SET PROBLEM = Output the full material exactly as it appears here.

--- START OF RAW RECORDS ---

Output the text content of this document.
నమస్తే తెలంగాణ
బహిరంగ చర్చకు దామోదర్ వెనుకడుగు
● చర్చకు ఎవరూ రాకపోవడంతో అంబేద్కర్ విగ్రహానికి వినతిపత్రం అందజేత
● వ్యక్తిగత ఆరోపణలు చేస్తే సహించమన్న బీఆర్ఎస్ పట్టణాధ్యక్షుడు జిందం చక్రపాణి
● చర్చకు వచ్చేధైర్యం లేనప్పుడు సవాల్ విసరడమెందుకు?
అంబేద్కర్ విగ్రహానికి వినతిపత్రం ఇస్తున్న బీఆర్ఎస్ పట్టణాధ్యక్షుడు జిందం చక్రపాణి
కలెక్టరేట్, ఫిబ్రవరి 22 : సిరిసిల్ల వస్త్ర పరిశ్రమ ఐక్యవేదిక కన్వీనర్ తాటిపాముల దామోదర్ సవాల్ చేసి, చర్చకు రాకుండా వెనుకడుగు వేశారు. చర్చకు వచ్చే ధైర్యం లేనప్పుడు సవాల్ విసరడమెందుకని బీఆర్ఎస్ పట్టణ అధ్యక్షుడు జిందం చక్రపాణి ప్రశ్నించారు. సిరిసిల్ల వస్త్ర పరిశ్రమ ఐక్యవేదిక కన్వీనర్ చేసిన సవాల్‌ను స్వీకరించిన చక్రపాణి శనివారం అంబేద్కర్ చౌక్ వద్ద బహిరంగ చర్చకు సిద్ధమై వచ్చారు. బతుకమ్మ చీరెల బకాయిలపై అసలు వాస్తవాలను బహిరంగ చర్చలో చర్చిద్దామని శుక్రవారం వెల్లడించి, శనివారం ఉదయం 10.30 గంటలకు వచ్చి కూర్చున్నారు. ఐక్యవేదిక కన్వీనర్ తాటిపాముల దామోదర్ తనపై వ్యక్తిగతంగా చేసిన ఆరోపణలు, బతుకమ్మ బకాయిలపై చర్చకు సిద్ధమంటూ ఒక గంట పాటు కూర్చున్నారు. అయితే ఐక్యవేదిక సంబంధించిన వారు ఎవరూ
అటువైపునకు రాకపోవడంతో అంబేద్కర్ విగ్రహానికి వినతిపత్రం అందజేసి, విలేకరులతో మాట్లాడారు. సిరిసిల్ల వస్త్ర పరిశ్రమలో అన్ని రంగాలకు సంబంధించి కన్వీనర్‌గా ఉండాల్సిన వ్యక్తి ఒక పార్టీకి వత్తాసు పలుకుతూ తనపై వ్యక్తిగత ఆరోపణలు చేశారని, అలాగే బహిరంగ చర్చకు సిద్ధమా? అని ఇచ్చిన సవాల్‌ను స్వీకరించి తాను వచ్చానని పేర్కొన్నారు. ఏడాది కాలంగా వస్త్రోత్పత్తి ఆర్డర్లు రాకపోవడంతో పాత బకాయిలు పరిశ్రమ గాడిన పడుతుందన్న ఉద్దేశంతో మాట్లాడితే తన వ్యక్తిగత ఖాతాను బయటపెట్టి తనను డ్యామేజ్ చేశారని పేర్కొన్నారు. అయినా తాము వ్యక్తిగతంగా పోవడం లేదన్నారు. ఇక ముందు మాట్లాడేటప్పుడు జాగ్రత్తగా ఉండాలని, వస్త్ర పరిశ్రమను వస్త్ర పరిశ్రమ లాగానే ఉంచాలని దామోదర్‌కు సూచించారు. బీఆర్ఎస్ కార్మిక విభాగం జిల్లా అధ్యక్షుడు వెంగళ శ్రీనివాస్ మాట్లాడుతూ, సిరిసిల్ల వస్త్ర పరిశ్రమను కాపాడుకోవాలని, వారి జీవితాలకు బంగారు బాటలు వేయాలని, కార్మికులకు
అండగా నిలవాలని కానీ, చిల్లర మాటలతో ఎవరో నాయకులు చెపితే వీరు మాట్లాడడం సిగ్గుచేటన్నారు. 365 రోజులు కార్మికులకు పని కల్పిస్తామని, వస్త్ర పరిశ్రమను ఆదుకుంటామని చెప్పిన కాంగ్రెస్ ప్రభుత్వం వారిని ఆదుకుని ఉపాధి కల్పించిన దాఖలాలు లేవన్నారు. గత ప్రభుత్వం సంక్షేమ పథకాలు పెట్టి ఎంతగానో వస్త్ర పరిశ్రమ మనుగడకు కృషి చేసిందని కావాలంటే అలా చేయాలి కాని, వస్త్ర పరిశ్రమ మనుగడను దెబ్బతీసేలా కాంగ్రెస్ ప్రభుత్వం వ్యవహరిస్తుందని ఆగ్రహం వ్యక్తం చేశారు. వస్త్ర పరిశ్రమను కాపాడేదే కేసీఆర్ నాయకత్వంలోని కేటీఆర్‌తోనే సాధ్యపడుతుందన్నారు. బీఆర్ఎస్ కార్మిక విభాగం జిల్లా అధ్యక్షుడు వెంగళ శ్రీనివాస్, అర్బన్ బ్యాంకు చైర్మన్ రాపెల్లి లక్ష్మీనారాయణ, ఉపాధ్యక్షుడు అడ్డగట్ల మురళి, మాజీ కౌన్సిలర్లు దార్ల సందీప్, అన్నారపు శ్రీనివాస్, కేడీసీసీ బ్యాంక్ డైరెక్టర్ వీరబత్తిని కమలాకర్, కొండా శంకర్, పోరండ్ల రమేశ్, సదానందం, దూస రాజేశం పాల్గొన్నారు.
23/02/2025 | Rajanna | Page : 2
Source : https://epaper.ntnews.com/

--- END OF RAW RECORDS ---

COMPLETE RESPONSE =
Output the text content of this document.
నమస్తే తెలంగాణ
బహిరంగ చర్చకు దామోదర్ వెనుకడుగు
● చర్చకు ఎవరూ రాకపోవడంతో అంబేద్కర్ విగ్రహానికి వినతిపత్రం అందజేత
● వ్యక్తిగత ఆరోపణలు చేస్తే సహించమన్న బీఆర్ఎస్ పట్టణాధ్యక్షుడు జిందం చక్రపాణి
● చర్చకు వచ్చేధైర్యం లేనప్పుడు సవాల్ విసరడమెందుకు?
అంబేద్కర్ విగ్రహానికి వినతిపత్రం ఇస్తున్న బీఆర్ఎస్ పట్టణాధ్యక్షుడు జిందం చక్రపాణి
కలెక్టరేట్, ఫిబ్రవరి 22 : సిరిసిల్ల వస్త్ర పరిశ్రమ ఐక్యవేదిక కన్వీనర్ తాటిపాముల దామోదర్ సవాల్ చేసి, చర్చకు రాకుండా వెనుకడుగు వేశారు. చర్చకు వచ్చే ధైర్యం లేనప్పుడు సవాల్ విసరడమెందుకని బీఆర్ఎస్ పట్టణ అధ్యక్షుడు జిందం చక్రపాణి ప్రశ్నించారు. సిరిసిల్ల వస్త్ర పరిశ్రమ ఐక్యవేదిక కన్వీనర్ చేసిన సవాల్‌ను స్వీకరించిన చక్రపాణి శనివారం అంబేద్కర్ చౌక్ వద్ద బహిరంగ చర్చకు సిద్ధమై వచ్చారు. బతుకమ్మ చీరెల బకాయిలపై అసలు వాస్తవాలను బహిరంగ చర్చలో చర్చిద్దామని శుక్రవారం వెల్లడించి, శనివారం ఉదయం 10.30 గంటలకు వచ్చి కూర్చున్నారు. ఐక్యవేదిక కన్వీనర్ తాటిపాముల దామోదర్ తనపై వ్యక్తిగతంగా చేసిన ఆరోపణలు, బతుకమ్మ బకాయిలపై చర్చకు సిద్ధమంటూ ఒక గంట పాటు కూర్చున్నారు. అయితే ఐక్యవేదిక సంబంధించిన వారు ఎవరూ
అటువైపునకు రాకపోవడంతో అంబేద్కర్ విగ్రహానికి వినతిపత్రం అందజేసి, విలేకరులతో మాట్లాడారు. సిరిసిల్ల వస్త్ర పరిశ్రమలో అన్ని రంగాలకు సంబంధించి కన్వీనర్‌గా ఉండాల్సిన వ్యక్తి ఒక పార్టీకి వత్తాసు పలుకుతూ తనపై వ్యక్తిగత ఆరోపణలు చేశారని, అలాగే బహిరంగ చర్చకు సిద్ధమా? అని ఇచ్చిన సవాల్‌ను స్వీకరించి తాను వచ్చానని పేర్కొన్నారు. ఏడాది కాలంగా వస్త్రోత్పత్తి ఆర్డర్లు రాకపోవడంతో పాత బకాయిలు పరిశ్రమ గాడిన పడుతుందన్న ఉద్దేశంతో మాట్లాడితే తన వ్యక్తిగత ఖాతాను బయటపెట్టి తనను డ్యామేజ్ చేశారని పేర్కొన్నారు. అయినా తాము వ్యక్తిగతంగా పోవడం లేదన్నారు. ఇక ముందు మాట్లాడేటప్పుడు జాగ్రత్తగా ఉండాలని, వస్త్ర పరిశ్రమను వస్త్ర పరిశ్రమ లాగానే ఉంచాలని దామోదర్‌కు సూచించారు. బీఆర్ఎస్ కార్మిక విభాగం జిల్లా అధ్యక్షుడు వెంగళ శ్రీనివాస్ మాట్లాడుతూ, సిరిసిల్ల వస్త్ర పరిశ్రమను కాపాడుకోవాలని, వారి జీవితాలకు బంగారు బాటలు వేయాలని, కార్మికులకు
అండగా నిలవాలని కానీ, చిల్లర మాటలతో ఎవరో నాయకులు చెపితే వీరు మాట్లాడడం సిగ్గుచేటన్నారు. 365 రోజులు కార్మికులకు పని కల్పిస్తామని, వస్త్ర పరిశ్రమను ఆదుకుంటామని చెప్పిన కాంగ్రెస్ ప్రభుత్వం వారిని ఆదుకుని ఉపాధి కల్పించిన దాఖలాలు లేవన్నారు. గత ప్రభుత్వం సంక్షేమ పథకాలు పెట్టి ఎంతగానో వస్త్ర పరిశ్రమ మనుగడకు కృషి చేసిందని కావాలంటే అలా చేయాలి కాని, వస్త్ర పరిశ్రమ మనుగడను దెబ్బతీసేలా కాంగ్రెస్ ప్రభుత్వం వ్యవహరిస్తుందని ఆగ్రహం వ్యక్తం చేశారు. వస్త్ర పరిశ్రమను కాపాడేదే కేసీఆర్ నాయకత్వంలోని కేటీఆర్‌తోనే సాధ్యపడుతుందన్నారు. బీఆర్ఎస్ కార్మిక విభాగం జిల్లా అధ్యక్షుడు వెంగళ శ్రీనివాస్, అర్బన్ బ్యాంకు చైర్మన్ రాపెల్లి లక్ష్మీనారాయణ, ఉపాధ్యక్షుడు అడ్డగట్ల మురళి, మాజీ కౌన్సిలర్లు దార్ల సందీప్, అన్నారపు శ్రీనివాస్, కేడీసీసీ బ్యాంక్ డైరెక్టర్ వీరబత్తిని కమలాకర్, కొండా శంకర్, పోరండ్ల రమేశ్, సదానందం, దూస రాజేశం పాల్గొన్నారు.
23/02/2025 | Rajanna | Page : 2
Source : https://epaper.ntnews.com/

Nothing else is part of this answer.